Dataset entries:
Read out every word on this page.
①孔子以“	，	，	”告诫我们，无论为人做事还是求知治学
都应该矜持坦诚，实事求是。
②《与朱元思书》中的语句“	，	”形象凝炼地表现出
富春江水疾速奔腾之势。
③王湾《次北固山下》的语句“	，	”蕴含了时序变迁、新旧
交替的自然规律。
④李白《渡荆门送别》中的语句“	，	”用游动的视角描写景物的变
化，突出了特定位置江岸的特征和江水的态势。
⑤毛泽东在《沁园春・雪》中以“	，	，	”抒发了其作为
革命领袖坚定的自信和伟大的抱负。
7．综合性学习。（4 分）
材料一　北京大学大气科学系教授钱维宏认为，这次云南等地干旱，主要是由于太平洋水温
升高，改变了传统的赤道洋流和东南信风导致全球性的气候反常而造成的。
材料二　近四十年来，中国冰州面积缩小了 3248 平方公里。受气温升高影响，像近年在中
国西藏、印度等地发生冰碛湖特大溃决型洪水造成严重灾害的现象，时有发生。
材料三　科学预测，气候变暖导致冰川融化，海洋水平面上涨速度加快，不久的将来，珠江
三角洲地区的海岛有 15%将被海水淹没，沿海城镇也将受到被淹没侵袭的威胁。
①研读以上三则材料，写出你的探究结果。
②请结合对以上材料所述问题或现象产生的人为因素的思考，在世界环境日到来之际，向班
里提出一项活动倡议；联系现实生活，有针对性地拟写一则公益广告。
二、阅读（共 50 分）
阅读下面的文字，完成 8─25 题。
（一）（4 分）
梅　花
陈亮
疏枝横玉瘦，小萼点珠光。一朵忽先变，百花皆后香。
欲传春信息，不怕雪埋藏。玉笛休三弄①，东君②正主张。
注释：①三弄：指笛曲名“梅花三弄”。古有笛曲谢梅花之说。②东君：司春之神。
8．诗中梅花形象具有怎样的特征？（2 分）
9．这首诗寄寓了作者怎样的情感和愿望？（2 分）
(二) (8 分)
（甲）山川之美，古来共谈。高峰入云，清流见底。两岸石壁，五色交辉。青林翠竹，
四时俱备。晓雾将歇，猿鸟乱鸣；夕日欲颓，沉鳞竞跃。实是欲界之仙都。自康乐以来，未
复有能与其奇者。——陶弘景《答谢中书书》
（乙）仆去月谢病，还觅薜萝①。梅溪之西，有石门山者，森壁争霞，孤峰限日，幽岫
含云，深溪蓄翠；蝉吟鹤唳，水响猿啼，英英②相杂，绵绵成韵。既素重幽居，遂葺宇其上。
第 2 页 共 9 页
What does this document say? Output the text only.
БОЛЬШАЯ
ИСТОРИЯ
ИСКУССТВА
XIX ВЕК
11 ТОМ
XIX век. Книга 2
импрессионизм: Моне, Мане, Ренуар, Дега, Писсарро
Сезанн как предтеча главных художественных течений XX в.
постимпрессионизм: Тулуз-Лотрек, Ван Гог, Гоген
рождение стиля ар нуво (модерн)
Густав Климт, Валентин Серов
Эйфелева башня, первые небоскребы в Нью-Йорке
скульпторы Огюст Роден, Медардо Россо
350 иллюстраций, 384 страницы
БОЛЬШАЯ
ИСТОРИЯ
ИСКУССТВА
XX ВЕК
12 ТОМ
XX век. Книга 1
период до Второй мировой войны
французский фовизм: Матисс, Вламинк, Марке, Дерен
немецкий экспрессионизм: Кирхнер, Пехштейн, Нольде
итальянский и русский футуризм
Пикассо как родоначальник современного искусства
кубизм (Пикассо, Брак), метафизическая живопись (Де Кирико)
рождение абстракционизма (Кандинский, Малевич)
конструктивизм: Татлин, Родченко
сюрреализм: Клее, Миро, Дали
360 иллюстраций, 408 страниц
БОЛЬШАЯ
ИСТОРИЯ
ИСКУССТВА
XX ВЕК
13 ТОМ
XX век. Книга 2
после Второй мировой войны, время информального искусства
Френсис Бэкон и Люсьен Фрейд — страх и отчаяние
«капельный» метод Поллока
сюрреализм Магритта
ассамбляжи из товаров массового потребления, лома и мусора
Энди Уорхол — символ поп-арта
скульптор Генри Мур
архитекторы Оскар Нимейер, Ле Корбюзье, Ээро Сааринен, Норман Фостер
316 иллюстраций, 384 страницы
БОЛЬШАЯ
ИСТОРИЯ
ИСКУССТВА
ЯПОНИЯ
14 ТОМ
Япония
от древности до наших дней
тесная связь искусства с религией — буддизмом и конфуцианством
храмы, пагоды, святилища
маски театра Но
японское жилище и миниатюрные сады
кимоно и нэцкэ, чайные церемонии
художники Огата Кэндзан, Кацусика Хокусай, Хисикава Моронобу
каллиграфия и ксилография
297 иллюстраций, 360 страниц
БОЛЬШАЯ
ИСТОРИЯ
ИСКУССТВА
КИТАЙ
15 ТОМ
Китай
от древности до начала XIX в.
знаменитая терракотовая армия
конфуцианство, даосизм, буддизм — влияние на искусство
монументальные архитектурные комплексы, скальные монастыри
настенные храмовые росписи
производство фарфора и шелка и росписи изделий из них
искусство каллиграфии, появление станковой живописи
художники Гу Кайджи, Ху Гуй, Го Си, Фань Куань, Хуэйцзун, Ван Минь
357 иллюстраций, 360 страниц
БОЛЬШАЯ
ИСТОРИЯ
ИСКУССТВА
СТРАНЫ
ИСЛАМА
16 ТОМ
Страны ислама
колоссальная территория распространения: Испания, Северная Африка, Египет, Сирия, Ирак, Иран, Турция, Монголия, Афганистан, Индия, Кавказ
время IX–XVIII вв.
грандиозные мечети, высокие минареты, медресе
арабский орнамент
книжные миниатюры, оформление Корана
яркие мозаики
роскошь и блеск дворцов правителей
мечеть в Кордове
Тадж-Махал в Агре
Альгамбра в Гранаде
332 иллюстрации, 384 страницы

* GOAL
Reproduce the material above exactly; please quote every line of it.

* EXPECTED ANSWER
Read out every word on this page.
①孔子以“	，	，	”告诫我们，无论为人做事还是求知治学
都应该矜持坦诚，实事求是。
②《与朱元思书》中的语句“	，	”形象凝炼地表现出
富春江水疾速奔腾之势。
③王湾《次北固山下》的语句“	，	”蕴含了时序变迁、新旧
交替的自然规律。
④李白《渡荆门送别》中的语句“	，	”用游动的视角描写景物的变
化，突出了特定位置江岸的特征和江水的态势。
⑤毛泽东在《沁园春・雪》中以“	，	，	”抒发了其作为
革命领袖坚定的自信和伟大的抱负。
7．综合性学习。（4 分）
材料一　北京大学大气科学系教授钱维宏认为，这次云南等地干旱，主要是由于太平洋水温
升高，改变了传统的赤道洋流和东南信风导致全球性的气候反常而造成的。
材料二　近四十年来，中国冰州面积缩小了 3248 平方公里。受气温升高影响，像近年在中
国西藏、印度等地发生冰碛湖特大溃决型洪水造成严重灾害的现象，时有发生。
材料三　科学预测，气候变暖导致冰川融化，海洋水平面上涨速度加快，不久的将来，珠江
三角洲地区的海岛有 15%将被海水淹没，沿海城镇也将受到被淹没侵袭的威胁。
①研读以上三则材料，写出你的探究结果。
②请结合对以上材料所述问题或现象产生的人为因素的思考，在世界环境日到来之际，向班
里提出一项活动倡议；联系现实生活，有针对性地拟写一则公益广告。
二、阅读（共 50 分）
阅读下面的文字，完成 8─25 题。
（一）（4 分）
梅　花
陈亮
疏枝横玉瘦，小萼点珠光。一朵忽先变，百花皆后香。
欲传春信息，不怕雪埋藏。玉笛休三弄①，东君②正主张。
注释：①三弄：指笛曲名“梅花三弄”。古有笛曲谢梅花之说。②东君：司春之神。
8．诗中梅花形象具有怎样的特征？（2 分）
9．这首诗寄寓了作者怎样的情感和愿望？（2 分）
(二) (8 分)
（甲）山川之美，古来共谈。高峰入云，清流见底。两岸石壁，五色交辉。青林翠竹，
四时俱备。晓雾将歇，猿鸟乱鸣；夕日欲颓，沉鳞竞跃。实是欲界之仙都。自康乐以来，未
复有能与其奇者。——陶弘景《答谢中书书》
（乙）仆去月谢病，还觅薜萝①。梅溪之西，有石门山者，森壁争霞，孤峰限日，幽岫
含云，深溪蓄翠；蝉吟鹤唳，水响猿啼，英英②相杂，绵绵成韵。既素重幽居，遂葺宇其上。
第 2 页 共 9 页
What does this document say? Output the text only.
БОЛЬШАЯ
ИСТОРИЯ
ИСКУССТВА
XIX ВЕК
11 ТОМ
XIX век. Книга 2
импрессионизм: Моне, Мане, Ренуар, Дега, Писсарро
Сезанн как предтеча главных художественных течений XX в.
постимпрессионизм: Тулуз-Лотрек, Ван Гог, Гоген
рождение стиля ар нуво (модерн)
Густав Климт, Валентин Серов
Эйфелева башня, первые небоскребы в Нью-Йорке
скульпторы Огюст Роден, Медардо Россо
350 иллюстраций, 384 страницы
БОЛЬШАЯ
ИСТОРИЯ
ИСКУССТВА
XX ВЕК
12 ТОМ
XX век. Книга 1
период до Второй мировой войны
французский фовизм: Матисс, Вламинк, Марке, Дерен
немецкий экспрессионизм: Кирхнер, Пехштейн, Нольде
итальянский и русский футуризм
Пикассо как родоначальник современного искусства
кубизм (Пикассо, Брак), метафизическая живопись (Де Кирико)
рождение абстракционизма (Кандинский, Малевич)
конструктивизм: Татлин, Родченко
сюрреализм: Клее, Миро, Дали
360 иллюстраций, 408 страниц
БОЛЬШАЯ
ИСТОРИЯ
ИСКУССТВА
XX ВЕК
13 ТОМ
XX век. Книга 2
после Второй мировой войны, время информального искусства
Френсис Бэкон и Люсьен Фрейд — страх и отчаяние
«капельный» метод Поллока
сюрреализм Магритта
ассамбляжи из товаров массового потребления, лома и мусора
Энди Уорхол — символ поп-арта
скульптор Генри Мур
архитекторы Оскар Нимейер, Ле Корбюзье, Ээро Сааринен, Норман Фостер
316 иллюстраций, 384 страницы
БОЛЬШАЯ
ИСТОРИЯ
ИСКУССТВА
ЯПОНИЯ
14 ТОМ
Япония
от древности до наших дней
тесная связь искусства с религией — буддизмом и конфуцианством
храмы, пагоды, святилища
маски театра Но
японское жилище и миниатюрные сады
кимоно и нэцкэ, чайные церемонии
художники Огата Кэндзан, Кацусика Хокусай, Хисикава Моронобу
каллиграфия и ксилография
297 иллюстраций, 360 страниц
БОЛЬШАЯ
ИСТОРИЯ
ИСКУССТВА
КИТАЙ
15 ТОМ
Китай
от древности до начала XIX в.
знаменитая терракотовая армия
конфуцианство, даосизм, буддизм — влияние на искусство
монументальные архитектурные комплексы, скальные монастыри
настенные храмовые росписи
производство фарфора и шелка и росписи изделий из них
искусство каллиграфии, появление станковой живописи
художники Гу Кайджи, Ху Гуй, Го Си, Фань Куань, Хуэйцзун, Ван Минь
357 иллюстраций, 360 страниц
БОЛЬШАЯ
ИСТОРИЯ
ИСКУССТВА
СТРАНЫ
ИСЛАМА
16 ТОМ
Страны ислама
колоссальная территория распространения: Испания, Северная Африка, Египет, Сирия, Ирак, Иран, Турция, Монголия, Афганистан, Индия, Кавказ
время IX–XVIII вв.
грандиозные мечети, высокие минареты, медресе
арабский орнамент
книжные миниатюры, оформление Корана
яркие мозаики
роскошь и блеск дворцов правителей
мечеть в Кордове
Тадж-Махал в Агре
Альгамбра в Гранаде
332 иллюстрации, 384 страницы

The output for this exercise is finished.